GIVEN TASK
Compile every line that includes the word "JSON".

(Dataset rows about figures)
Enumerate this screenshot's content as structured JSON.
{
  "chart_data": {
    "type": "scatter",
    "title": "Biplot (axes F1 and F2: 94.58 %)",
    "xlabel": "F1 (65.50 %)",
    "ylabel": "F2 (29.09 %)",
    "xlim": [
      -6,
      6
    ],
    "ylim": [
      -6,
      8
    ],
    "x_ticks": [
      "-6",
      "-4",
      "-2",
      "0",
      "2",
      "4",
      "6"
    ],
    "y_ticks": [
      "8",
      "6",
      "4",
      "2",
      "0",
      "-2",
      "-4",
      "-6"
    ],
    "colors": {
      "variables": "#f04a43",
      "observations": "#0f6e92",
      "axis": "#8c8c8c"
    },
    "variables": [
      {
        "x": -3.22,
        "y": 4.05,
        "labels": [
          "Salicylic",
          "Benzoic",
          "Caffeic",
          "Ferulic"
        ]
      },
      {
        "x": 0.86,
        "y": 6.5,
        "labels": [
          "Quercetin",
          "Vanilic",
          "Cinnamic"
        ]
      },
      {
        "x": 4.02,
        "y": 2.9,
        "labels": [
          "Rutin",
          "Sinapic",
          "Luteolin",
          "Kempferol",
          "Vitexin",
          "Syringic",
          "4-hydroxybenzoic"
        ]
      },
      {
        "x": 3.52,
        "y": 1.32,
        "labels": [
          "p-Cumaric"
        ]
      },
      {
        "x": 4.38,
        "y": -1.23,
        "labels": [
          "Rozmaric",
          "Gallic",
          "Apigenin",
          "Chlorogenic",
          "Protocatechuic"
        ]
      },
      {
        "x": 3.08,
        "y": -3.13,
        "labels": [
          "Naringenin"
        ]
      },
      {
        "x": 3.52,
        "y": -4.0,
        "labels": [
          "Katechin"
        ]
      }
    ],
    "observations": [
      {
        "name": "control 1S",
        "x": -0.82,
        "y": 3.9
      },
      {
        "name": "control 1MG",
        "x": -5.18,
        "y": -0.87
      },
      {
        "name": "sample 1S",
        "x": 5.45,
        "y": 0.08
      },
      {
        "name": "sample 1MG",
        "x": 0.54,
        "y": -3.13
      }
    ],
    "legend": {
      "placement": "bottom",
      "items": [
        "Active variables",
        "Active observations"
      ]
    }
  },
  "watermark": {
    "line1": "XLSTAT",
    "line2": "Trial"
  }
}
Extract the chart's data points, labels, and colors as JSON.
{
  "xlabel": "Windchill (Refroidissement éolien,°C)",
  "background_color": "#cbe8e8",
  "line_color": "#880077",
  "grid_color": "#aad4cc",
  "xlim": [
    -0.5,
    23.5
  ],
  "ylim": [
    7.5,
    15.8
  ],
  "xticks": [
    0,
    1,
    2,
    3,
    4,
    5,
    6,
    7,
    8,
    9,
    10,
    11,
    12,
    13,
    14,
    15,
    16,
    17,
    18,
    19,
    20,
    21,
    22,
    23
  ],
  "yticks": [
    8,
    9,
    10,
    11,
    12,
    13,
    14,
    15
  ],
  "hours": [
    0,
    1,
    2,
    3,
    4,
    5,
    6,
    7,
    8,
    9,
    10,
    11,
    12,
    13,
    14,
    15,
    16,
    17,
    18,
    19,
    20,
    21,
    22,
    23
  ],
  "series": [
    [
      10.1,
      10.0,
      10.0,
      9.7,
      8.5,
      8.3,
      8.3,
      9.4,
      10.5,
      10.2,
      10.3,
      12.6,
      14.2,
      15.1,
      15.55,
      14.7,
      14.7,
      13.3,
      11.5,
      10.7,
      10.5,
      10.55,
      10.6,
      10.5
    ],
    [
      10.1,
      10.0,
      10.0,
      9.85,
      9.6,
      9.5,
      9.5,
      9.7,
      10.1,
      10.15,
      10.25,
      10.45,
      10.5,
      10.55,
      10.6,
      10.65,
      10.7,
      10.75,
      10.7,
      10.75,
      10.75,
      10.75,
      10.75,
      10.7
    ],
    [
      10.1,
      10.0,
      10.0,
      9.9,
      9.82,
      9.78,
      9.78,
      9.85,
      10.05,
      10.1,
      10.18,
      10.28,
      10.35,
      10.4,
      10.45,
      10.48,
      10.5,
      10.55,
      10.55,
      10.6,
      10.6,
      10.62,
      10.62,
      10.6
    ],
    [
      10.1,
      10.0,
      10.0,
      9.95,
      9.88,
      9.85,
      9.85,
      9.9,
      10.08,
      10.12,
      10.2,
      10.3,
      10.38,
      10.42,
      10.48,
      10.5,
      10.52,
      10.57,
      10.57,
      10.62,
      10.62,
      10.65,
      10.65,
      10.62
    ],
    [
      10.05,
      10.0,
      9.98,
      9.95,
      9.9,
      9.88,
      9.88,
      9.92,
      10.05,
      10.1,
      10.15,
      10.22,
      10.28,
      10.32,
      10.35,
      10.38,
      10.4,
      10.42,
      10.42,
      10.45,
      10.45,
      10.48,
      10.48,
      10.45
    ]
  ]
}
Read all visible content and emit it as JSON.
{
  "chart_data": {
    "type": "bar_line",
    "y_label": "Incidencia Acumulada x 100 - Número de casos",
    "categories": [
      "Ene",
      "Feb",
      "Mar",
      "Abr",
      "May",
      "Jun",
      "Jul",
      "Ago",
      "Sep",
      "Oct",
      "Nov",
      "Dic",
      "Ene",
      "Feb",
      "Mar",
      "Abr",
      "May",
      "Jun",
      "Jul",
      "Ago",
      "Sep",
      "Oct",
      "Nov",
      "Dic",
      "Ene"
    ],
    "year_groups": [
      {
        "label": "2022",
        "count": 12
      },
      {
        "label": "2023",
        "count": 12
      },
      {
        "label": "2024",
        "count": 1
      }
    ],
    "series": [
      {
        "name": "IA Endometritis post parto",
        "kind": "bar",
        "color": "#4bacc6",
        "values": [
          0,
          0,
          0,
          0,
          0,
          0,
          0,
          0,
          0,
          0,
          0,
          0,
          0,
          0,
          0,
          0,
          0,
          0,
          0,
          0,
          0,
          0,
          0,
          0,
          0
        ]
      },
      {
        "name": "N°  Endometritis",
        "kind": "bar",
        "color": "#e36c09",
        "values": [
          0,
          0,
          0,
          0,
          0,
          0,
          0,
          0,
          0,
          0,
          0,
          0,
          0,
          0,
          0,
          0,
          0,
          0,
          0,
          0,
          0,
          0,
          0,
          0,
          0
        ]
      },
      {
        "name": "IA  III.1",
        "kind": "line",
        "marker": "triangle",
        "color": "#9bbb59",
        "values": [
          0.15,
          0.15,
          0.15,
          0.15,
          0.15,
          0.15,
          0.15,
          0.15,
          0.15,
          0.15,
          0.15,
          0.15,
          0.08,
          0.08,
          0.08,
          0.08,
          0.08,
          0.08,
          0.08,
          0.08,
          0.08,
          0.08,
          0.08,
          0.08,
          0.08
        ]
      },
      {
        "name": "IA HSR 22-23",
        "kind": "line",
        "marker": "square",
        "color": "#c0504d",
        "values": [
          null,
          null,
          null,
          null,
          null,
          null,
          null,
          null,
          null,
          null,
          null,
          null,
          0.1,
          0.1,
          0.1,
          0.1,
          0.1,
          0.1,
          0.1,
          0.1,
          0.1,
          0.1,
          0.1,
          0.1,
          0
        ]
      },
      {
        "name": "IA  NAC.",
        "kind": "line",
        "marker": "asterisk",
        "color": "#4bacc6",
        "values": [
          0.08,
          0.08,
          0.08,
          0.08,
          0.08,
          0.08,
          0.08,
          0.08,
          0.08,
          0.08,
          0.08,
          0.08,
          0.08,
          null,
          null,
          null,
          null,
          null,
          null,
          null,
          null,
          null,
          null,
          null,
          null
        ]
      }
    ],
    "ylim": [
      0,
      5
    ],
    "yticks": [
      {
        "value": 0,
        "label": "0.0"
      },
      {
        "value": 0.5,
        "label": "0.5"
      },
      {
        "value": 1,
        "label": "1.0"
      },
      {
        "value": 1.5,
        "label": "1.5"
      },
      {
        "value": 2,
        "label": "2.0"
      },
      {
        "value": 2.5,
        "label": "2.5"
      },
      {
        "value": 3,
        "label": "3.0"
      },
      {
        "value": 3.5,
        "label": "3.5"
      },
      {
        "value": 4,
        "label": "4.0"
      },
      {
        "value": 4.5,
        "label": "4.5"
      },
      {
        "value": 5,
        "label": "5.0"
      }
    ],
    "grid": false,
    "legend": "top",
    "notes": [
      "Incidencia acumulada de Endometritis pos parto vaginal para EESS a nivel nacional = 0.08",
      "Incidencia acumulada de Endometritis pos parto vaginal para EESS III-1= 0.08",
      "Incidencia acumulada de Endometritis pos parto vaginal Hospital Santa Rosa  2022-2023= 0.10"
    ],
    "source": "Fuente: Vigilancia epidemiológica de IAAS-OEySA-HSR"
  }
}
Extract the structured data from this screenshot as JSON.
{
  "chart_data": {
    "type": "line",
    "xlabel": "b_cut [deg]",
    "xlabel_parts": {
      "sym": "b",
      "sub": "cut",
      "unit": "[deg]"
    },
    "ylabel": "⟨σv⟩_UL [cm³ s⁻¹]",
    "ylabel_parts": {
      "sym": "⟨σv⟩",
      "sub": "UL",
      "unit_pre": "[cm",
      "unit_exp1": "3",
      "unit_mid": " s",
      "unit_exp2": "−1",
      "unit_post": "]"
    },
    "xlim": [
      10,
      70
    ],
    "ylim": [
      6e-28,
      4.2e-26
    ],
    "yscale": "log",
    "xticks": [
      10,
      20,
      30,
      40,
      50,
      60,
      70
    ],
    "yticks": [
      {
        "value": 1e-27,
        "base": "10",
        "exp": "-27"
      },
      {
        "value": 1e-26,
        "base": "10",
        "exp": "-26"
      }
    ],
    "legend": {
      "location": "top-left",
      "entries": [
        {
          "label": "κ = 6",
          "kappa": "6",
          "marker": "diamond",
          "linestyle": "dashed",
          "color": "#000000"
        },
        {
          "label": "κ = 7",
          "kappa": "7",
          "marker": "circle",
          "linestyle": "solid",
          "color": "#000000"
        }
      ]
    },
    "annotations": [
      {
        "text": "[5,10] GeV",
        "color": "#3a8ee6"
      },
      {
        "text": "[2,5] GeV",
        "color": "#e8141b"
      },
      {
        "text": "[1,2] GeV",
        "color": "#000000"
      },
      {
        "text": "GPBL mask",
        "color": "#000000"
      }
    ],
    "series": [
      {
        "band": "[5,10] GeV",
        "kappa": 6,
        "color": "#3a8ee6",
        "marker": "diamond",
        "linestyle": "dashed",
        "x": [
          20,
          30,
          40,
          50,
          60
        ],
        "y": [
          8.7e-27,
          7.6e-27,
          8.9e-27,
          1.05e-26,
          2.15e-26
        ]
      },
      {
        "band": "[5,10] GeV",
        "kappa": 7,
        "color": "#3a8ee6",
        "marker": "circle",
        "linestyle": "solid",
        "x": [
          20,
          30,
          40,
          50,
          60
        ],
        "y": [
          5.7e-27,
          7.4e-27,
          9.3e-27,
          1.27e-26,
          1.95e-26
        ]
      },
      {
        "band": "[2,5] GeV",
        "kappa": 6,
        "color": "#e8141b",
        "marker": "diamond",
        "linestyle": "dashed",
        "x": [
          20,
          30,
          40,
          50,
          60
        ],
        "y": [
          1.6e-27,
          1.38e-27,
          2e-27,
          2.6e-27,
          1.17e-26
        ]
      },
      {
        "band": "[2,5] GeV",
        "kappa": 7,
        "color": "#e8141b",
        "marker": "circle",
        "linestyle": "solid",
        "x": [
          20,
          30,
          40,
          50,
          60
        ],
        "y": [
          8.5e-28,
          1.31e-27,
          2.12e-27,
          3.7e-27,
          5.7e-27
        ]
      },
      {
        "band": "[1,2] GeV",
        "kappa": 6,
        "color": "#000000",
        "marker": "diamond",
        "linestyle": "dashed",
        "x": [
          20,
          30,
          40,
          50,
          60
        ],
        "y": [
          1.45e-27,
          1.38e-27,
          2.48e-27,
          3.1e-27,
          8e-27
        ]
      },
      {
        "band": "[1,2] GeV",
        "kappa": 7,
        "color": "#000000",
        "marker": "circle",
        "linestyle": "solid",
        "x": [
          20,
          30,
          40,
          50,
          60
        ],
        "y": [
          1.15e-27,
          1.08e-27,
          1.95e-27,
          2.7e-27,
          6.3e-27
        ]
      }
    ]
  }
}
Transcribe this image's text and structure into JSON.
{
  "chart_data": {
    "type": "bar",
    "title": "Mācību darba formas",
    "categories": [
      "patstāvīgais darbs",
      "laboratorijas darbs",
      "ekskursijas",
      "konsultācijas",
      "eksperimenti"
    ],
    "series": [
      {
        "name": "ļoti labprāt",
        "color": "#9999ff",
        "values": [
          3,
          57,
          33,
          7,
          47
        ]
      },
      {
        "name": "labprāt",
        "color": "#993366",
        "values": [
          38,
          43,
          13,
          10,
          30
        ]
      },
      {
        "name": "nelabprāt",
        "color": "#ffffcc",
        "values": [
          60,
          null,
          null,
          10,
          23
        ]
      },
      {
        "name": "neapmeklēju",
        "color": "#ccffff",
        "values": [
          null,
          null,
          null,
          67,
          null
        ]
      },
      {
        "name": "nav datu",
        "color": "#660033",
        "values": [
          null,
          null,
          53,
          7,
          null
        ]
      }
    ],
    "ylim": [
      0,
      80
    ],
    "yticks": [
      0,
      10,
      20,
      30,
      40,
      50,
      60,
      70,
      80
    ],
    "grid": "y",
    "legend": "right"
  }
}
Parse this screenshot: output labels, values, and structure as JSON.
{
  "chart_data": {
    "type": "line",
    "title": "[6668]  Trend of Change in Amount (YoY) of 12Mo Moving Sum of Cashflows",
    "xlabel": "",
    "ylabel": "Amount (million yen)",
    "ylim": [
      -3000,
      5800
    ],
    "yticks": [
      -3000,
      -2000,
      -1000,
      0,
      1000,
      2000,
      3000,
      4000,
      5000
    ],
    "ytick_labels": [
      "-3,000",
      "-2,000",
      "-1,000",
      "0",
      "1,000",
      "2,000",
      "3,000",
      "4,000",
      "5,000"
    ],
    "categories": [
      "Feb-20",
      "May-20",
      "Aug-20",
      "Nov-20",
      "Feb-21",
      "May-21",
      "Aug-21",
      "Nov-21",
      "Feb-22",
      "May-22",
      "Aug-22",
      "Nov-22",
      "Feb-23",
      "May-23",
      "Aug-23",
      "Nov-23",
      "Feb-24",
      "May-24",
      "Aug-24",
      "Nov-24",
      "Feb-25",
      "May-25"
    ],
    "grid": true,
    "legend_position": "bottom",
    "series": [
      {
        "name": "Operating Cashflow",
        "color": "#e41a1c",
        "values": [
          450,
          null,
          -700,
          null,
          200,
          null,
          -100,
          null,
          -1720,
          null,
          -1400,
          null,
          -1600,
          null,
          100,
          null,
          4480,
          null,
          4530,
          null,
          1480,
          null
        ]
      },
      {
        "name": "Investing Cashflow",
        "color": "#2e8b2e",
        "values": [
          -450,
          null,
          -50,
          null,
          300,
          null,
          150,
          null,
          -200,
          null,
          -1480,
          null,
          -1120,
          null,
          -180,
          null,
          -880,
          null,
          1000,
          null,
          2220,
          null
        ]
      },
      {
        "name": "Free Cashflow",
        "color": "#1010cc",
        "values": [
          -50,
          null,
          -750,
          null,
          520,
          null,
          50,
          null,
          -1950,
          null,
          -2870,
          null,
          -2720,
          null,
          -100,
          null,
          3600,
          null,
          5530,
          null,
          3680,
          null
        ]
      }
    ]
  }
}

RESULT OF THIS EXERCISE
Enumerate this screenshot's content as structured JSON.
Extract the chart's data points, labels, and colors as JSON.
Read all visible content and emit it as JSON.
Extract the structured data from this screenshot as JSON.
Transcribe this image's text and structure into JSON.
Parse this screenshot: output labels, values, and structure as JSON.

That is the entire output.